— Task requirements —
How many lines of the records below contain the word "Nino"? Answer with the number alone.

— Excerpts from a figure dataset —
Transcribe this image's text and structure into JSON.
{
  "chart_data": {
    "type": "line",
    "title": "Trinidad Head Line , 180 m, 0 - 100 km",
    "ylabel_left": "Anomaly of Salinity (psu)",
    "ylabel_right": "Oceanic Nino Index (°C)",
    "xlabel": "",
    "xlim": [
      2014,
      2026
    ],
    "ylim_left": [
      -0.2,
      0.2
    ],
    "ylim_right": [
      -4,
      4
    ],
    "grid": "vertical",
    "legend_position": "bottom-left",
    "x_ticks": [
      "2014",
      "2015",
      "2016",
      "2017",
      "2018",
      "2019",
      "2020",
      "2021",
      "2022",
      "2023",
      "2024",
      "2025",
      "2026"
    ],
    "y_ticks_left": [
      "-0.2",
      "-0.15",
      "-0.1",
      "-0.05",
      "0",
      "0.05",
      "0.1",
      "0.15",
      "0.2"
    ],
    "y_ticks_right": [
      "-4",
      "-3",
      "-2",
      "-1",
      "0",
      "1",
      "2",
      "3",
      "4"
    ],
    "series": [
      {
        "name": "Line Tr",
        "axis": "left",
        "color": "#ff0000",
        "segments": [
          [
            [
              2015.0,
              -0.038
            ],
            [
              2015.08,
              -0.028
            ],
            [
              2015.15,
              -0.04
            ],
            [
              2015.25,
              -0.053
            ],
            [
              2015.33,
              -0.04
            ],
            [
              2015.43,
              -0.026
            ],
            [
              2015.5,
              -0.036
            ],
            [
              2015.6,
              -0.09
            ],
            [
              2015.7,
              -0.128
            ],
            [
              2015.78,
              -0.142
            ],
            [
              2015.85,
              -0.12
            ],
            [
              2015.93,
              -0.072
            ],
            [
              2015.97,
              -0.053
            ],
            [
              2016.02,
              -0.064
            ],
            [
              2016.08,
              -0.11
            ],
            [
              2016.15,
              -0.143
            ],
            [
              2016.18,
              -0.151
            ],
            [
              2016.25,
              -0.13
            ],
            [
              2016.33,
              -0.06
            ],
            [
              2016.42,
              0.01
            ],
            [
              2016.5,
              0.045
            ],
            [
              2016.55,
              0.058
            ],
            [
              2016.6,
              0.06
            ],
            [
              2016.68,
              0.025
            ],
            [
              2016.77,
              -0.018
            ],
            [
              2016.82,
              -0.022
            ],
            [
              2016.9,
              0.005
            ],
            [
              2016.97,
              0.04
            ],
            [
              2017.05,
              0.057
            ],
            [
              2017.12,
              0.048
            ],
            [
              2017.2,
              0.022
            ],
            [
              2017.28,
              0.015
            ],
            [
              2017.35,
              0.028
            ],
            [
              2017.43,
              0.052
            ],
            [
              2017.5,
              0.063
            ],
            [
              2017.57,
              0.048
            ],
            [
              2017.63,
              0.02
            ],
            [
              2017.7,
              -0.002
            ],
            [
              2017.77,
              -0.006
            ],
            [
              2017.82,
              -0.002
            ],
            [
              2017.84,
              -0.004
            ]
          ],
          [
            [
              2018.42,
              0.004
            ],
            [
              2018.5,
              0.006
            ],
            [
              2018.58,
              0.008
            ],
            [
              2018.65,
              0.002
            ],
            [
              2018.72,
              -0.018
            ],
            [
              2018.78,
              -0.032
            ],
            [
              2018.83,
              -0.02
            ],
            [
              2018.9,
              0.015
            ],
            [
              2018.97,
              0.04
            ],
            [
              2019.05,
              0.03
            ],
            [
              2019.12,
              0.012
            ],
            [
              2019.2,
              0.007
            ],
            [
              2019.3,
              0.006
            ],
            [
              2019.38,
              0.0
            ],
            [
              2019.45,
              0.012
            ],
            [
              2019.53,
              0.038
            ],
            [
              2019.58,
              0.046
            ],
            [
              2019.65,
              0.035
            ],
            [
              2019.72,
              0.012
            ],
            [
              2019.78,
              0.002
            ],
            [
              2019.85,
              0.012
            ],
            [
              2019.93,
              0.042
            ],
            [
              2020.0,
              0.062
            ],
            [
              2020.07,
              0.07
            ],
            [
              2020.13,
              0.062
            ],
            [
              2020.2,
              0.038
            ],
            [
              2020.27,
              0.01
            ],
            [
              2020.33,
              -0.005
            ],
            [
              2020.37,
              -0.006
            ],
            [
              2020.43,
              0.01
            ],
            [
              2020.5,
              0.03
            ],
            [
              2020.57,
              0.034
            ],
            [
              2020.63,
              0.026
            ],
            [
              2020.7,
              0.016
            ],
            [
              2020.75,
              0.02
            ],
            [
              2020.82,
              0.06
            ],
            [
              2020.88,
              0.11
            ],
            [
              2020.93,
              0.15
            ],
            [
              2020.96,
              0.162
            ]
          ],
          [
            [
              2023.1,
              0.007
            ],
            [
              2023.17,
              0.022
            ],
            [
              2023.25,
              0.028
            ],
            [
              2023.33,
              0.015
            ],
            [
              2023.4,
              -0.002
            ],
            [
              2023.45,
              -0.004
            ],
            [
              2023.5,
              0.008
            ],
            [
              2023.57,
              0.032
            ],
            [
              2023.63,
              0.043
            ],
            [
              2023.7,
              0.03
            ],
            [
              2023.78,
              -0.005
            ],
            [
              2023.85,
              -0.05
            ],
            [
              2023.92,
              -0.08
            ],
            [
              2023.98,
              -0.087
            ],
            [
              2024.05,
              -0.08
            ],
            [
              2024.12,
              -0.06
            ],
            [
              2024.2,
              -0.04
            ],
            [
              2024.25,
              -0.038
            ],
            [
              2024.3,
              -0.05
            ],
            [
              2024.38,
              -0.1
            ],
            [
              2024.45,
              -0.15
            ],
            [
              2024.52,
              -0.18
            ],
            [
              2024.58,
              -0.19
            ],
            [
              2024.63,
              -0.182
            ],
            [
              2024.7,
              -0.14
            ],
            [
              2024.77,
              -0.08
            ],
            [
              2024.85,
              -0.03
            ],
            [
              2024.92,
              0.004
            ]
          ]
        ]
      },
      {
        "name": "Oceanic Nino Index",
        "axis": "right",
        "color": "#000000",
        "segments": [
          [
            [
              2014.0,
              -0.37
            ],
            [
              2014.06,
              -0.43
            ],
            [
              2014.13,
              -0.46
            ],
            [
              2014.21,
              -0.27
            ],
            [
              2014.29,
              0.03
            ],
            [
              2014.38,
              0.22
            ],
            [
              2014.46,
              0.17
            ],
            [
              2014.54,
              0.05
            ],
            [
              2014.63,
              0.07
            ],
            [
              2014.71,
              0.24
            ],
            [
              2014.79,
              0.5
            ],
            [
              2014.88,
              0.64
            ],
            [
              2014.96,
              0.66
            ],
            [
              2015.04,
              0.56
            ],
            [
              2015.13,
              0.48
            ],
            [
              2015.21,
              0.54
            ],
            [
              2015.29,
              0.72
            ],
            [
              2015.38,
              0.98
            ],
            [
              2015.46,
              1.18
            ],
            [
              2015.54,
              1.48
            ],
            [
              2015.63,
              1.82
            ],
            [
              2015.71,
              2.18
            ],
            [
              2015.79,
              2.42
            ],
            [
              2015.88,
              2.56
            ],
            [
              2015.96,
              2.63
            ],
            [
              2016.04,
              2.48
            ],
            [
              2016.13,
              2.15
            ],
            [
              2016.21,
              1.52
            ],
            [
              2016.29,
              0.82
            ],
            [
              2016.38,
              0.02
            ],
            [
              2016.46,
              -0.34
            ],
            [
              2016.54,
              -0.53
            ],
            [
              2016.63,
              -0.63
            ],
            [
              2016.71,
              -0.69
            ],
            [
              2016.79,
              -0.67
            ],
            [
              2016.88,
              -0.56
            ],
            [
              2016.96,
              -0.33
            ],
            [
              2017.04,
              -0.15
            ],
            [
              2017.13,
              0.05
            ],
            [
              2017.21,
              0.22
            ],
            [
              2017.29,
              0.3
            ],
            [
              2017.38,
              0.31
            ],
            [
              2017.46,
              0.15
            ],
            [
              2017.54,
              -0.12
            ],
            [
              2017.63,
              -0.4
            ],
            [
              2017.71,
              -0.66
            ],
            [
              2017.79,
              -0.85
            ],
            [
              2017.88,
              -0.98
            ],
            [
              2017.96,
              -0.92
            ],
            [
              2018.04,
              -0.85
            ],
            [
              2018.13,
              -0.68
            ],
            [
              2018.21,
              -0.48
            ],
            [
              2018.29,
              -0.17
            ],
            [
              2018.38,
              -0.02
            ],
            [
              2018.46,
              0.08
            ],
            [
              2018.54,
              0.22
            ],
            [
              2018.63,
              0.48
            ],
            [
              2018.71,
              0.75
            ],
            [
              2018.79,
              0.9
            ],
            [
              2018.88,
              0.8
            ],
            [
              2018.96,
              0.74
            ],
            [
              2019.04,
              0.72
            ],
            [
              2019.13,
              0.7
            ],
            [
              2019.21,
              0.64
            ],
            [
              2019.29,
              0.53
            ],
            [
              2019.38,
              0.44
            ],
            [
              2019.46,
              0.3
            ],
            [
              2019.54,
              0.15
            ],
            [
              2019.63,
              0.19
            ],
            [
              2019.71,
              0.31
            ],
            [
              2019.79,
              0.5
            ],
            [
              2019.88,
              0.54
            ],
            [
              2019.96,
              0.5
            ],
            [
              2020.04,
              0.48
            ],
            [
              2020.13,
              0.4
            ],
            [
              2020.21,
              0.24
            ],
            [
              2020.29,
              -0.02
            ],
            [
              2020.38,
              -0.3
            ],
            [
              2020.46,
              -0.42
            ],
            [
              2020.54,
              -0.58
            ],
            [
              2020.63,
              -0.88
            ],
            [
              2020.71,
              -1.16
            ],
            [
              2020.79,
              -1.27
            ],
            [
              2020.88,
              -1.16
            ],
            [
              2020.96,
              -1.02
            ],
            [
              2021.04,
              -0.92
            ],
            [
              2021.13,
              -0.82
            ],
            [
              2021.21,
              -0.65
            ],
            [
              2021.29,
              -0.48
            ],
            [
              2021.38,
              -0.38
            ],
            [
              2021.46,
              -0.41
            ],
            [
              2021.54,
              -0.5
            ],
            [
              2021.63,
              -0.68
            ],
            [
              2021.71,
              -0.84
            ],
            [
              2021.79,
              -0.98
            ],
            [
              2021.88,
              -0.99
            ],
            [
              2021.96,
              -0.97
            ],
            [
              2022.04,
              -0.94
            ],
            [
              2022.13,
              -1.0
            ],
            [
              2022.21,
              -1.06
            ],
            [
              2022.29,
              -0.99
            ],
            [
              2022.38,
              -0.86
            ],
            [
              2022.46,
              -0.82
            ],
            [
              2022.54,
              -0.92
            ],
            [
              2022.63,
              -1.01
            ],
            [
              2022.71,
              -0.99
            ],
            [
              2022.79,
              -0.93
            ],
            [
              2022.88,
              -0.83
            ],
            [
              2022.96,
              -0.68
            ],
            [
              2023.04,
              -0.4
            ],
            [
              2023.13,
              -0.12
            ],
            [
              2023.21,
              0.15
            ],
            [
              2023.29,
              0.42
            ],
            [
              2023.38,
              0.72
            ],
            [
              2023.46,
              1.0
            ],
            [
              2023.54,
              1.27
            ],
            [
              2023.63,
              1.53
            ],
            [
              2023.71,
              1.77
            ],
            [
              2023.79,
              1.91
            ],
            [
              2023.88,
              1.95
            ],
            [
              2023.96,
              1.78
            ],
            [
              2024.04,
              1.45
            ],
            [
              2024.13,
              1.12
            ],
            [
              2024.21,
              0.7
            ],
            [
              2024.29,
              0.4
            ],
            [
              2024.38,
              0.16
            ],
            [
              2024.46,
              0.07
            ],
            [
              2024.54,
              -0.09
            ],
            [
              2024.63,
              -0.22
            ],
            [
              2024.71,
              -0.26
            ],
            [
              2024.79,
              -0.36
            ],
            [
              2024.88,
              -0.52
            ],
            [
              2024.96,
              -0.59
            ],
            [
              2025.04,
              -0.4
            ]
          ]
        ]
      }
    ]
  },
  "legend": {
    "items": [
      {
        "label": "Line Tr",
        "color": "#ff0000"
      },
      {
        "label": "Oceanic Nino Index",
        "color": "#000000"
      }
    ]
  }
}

— Solution —
3